[Stored data]
───
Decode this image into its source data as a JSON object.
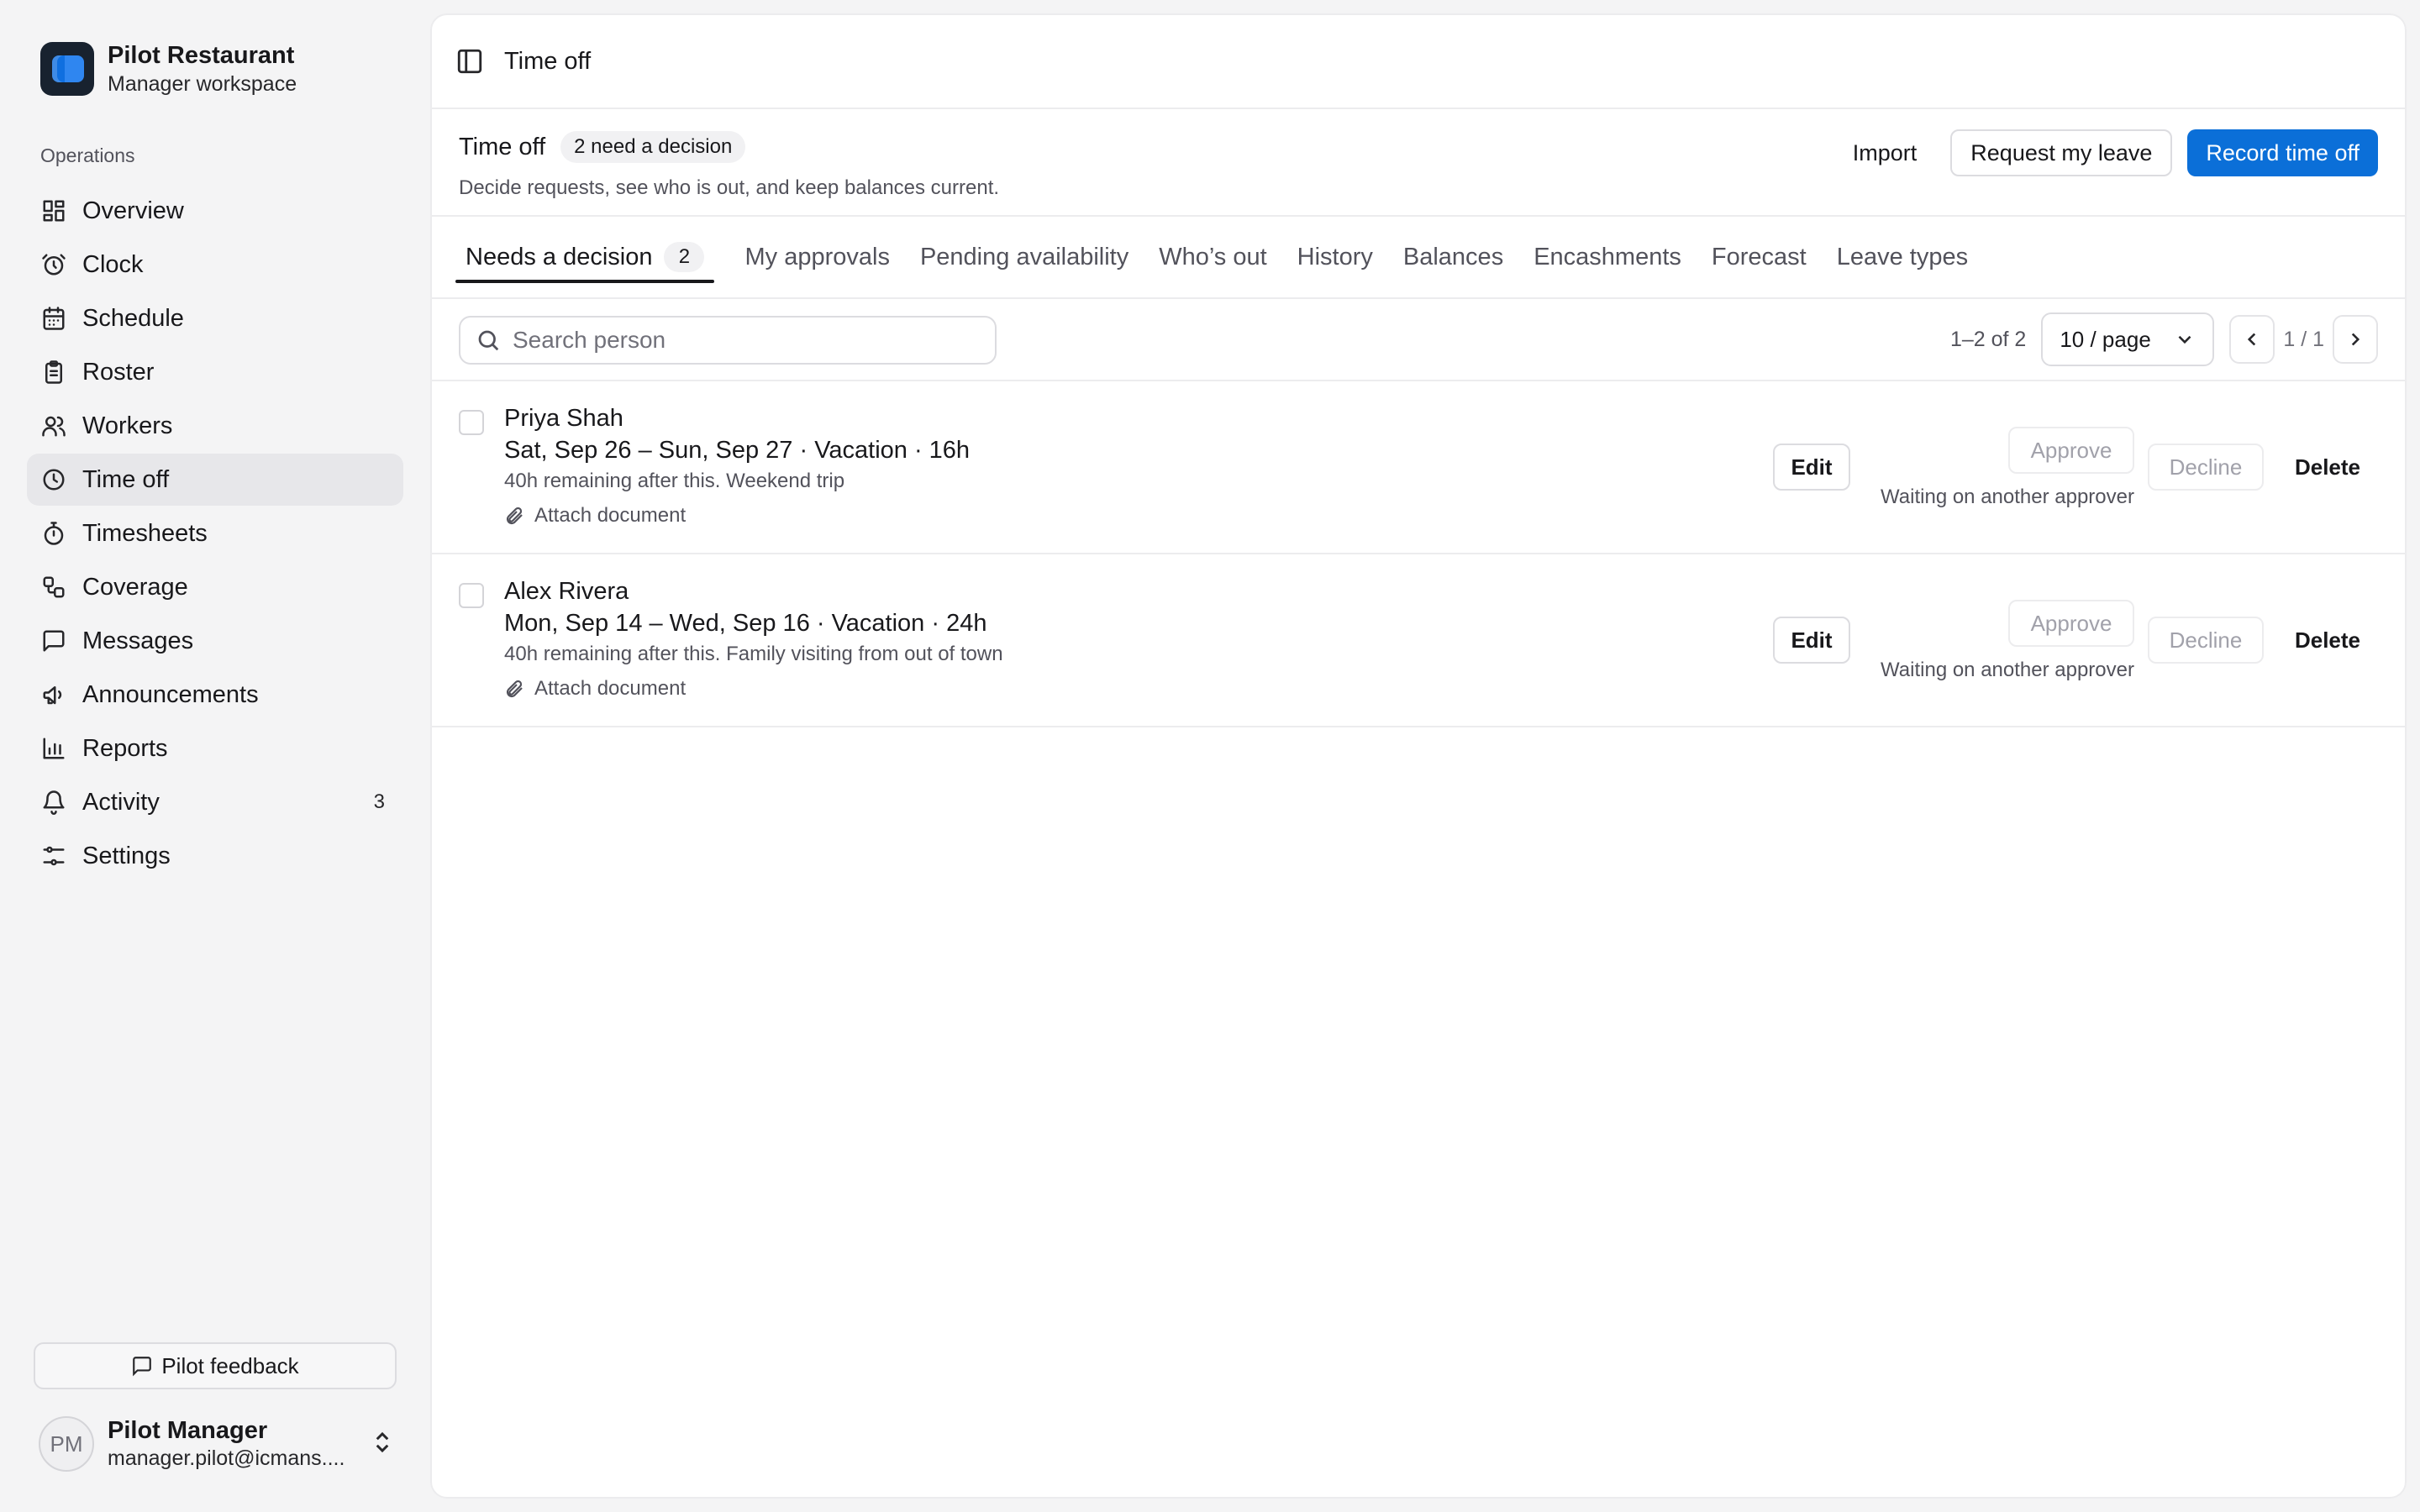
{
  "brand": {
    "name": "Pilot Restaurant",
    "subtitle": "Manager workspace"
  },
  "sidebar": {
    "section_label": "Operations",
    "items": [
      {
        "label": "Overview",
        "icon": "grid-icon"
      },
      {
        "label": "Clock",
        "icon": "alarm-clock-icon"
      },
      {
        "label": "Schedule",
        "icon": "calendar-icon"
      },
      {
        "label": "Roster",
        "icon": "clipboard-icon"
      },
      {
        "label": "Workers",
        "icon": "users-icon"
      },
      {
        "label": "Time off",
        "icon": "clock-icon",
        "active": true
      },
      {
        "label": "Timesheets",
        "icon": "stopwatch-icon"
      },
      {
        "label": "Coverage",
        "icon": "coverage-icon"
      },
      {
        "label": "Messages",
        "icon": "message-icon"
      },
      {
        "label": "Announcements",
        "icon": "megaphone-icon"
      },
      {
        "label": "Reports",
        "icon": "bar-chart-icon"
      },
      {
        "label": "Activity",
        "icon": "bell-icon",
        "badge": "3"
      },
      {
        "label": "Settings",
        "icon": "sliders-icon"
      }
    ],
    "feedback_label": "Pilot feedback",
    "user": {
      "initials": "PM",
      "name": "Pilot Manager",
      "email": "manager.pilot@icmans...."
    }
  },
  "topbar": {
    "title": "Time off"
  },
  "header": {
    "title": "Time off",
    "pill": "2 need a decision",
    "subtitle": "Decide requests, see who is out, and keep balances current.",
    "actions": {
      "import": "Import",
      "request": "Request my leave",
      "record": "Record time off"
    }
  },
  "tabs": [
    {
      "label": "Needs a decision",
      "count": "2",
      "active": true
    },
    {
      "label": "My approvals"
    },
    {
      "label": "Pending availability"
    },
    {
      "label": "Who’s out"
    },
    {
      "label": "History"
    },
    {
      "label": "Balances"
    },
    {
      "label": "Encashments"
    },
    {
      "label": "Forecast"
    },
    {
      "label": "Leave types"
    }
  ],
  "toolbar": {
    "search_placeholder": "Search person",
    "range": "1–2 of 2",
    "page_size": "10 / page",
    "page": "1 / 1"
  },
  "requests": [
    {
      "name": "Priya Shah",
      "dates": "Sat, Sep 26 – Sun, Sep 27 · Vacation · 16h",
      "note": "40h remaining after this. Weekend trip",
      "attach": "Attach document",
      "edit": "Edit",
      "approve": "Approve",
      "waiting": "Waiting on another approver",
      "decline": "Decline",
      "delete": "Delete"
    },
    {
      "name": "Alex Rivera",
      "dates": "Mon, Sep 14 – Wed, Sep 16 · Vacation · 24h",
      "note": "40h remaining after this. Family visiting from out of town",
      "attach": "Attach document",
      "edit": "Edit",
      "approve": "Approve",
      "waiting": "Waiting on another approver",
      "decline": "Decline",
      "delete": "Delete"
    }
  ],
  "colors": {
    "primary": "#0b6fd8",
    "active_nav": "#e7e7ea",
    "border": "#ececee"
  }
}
───
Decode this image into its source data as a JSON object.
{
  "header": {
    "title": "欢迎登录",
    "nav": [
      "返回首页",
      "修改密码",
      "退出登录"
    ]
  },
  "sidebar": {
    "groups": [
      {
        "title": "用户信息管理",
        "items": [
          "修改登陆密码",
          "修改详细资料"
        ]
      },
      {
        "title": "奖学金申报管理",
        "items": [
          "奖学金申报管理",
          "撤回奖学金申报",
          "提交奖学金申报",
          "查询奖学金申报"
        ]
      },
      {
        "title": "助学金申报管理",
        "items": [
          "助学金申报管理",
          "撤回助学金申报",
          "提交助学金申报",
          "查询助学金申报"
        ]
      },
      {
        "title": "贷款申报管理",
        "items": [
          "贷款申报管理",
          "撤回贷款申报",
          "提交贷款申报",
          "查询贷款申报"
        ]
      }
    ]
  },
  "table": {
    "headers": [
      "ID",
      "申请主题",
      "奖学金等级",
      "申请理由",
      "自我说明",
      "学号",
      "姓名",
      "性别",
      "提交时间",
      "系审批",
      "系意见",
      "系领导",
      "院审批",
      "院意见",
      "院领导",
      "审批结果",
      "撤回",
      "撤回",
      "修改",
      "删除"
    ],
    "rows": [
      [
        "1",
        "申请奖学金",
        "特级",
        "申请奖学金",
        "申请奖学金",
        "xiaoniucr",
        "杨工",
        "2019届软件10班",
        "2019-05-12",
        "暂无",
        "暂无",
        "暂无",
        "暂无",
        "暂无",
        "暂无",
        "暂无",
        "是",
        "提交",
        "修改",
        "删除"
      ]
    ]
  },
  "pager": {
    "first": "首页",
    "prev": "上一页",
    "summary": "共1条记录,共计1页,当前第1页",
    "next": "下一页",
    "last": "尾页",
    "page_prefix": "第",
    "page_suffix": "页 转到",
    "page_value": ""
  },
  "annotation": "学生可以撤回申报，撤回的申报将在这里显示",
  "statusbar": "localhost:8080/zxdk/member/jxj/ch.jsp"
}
───
AIM OF THE EXERCISE:
Show the lines that mention the word "name".

ANSWER TO THE TASK:
    "name": "Pilot Restaurant",
      "name": "Pilot Manager",
      "name": "Priya Shah",
      "name": "Alex Rivera",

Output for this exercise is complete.